>> Start
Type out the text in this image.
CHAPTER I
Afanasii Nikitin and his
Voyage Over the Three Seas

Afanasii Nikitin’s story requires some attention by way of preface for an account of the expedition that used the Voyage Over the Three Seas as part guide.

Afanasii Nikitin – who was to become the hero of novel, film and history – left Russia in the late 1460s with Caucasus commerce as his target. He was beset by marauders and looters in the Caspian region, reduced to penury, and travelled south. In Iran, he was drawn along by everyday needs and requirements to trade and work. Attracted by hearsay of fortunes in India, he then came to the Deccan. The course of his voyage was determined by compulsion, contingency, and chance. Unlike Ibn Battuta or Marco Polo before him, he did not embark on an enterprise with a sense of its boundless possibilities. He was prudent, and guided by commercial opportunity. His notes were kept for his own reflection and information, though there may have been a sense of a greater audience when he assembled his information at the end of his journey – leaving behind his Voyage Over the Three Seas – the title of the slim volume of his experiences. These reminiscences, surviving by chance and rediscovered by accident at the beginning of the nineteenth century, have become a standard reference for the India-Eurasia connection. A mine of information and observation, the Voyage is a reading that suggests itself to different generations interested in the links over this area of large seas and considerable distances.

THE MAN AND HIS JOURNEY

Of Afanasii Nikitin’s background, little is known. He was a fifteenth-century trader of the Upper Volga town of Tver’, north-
>> End
>> Start
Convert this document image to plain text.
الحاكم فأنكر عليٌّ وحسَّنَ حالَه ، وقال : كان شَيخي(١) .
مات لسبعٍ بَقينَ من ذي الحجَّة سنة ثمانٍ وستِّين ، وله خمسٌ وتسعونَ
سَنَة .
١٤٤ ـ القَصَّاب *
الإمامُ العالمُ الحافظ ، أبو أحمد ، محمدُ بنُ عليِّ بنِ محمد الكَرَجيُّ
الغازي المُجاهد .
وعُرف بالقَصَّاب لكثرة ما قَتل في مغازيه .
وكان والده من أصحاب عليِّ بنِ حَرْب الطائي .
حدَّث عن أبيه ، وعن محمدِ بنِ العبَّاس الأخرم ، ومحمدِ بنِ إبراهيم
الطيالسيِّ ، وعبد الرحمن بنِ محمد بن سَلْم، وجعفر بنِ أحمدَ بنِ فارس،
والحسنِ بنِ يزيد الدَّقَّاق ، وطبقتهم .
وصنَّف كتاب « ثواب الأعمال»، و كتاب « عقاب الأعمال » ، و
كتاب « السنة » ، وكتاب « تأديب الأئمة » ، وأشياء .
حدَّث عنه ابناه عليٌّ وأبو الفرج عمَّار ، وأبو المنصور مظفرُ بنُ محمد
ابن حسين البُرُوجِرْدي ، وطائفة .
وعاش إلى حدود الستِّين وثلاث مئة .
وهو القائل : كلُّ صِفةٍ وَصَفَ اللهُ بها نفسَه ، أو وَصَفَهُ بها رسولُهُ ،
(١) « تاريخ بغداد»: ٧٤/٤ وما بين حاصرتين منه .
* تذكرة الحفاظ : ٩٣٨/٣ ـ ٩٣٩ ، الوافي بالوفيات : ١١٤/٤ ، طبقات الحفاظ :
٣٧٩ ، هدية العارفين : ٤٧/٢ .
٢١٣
>> End
■ **TASK DETAILS**
Copy out all lines above that include the string "text".

■ **FINISHED ANSWER**
Type out the text in this image.
Convert this document image to plain text.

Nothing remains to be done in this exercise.